Lines holding the string "mail" are the ones to copy; find them all in the data.

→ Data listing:
________

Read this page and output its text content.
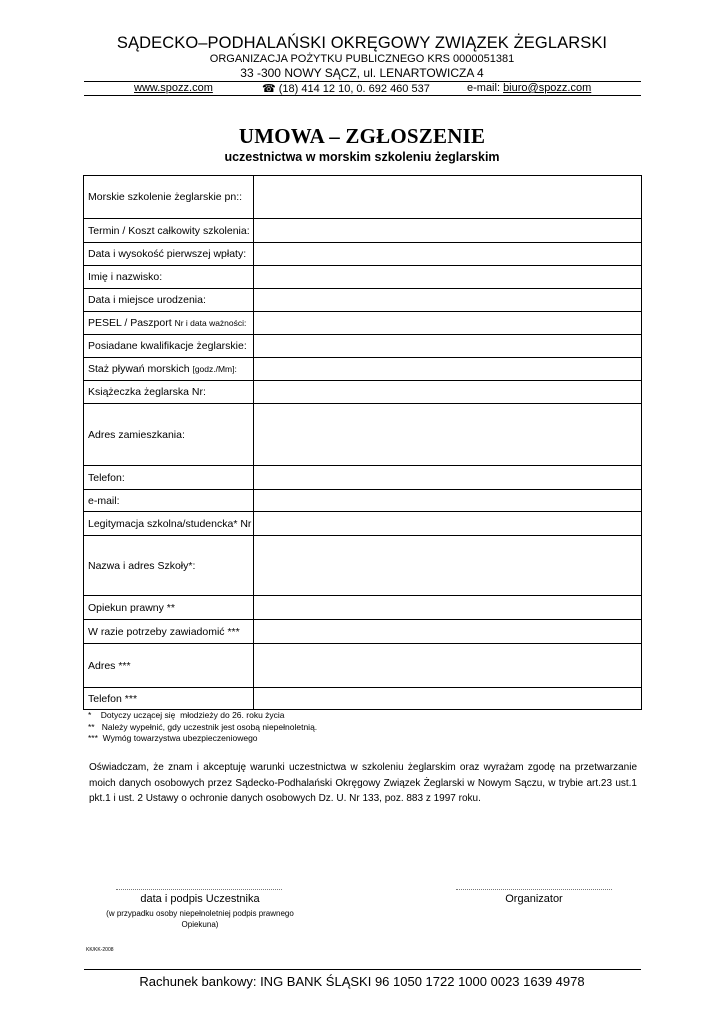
SĄDECKO–PODHALAŃSKI OKRĘGOWY ZWIĄZEK ŻEGLARSKI
ORGANIZACJA POŻYTKU PUBLICZNEGO KRS 0000051381
33 -300 NOWY SĄCZ, ul. LENARTOWICZA 4
www.spozz.com	☎ (18) 414 12 10, 0. 692 460 537	e-mail: biuro@spozz.com
UMOWA – ZGŁOSZENIE
uczestnictwa w morskim szkoleniu żeglarskim
Morskie szkolenie żeglarskie pn::	
Termin / Koszt całkowity szkolenia:	
Data i wysokość pierwszej wpłaty:	
Imię i nazwisko:	
Data i miejsce urodzenia:	
PESEL / Paszport Nr i data ważności:	
Posiadane kwalifikacje żeglarskie:	
Staż pływań morskich [godz./Mm]:	
Książeczka żeglarska Nr:	
Adres zamieszkania:	
Telefon:	
e-mail:	
Legitymacja szkolna/studencka* Nr	
Nazwa i adres Szkoły*:	
Opiekun prawny **	
W razie potrzeby zawiadomić ***	
Adres ***	
Telefon ***	
*    Dotyczy uczącej się  młodzieży do 26. roku życia
**   Należy wypełnić, gdy uczestnik jest osobą niepełnoletnią.
***  Wymóg towarzystwa ubezpieczeniowego
Oświadczam, że znam i akceptuję warunki uczestnictwa w szkoleniu żeglarskim oraz wyrażam zgodę na przetwarzanie moich danych osobowych przez Sądecko-Podhalański Okręgowy Związek Żeglarski w Nowym Sączu, w trybie art.23 ust.1 pkt.1 i ust. 2 Ustawy o ochronie danych osobowych Dz. U. Nr 133, poz. 883 z 1997 roku.
data i podpis Uczestnika
(w przypadku osoby niepełnoletniej podpis prawnego
Opiekuna)
Organizator
KK/KK-2008
Rachunek bankowy: ING BANK ŚLĄSKI 96 1050 1722 1000 0023 1639 4978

________

→ CORRECT ANSWER:
www.spozz.com	☎ (18) 414 12 10, 0. 692 460 537	e-mail: biuro@spozz.com
e-mail:	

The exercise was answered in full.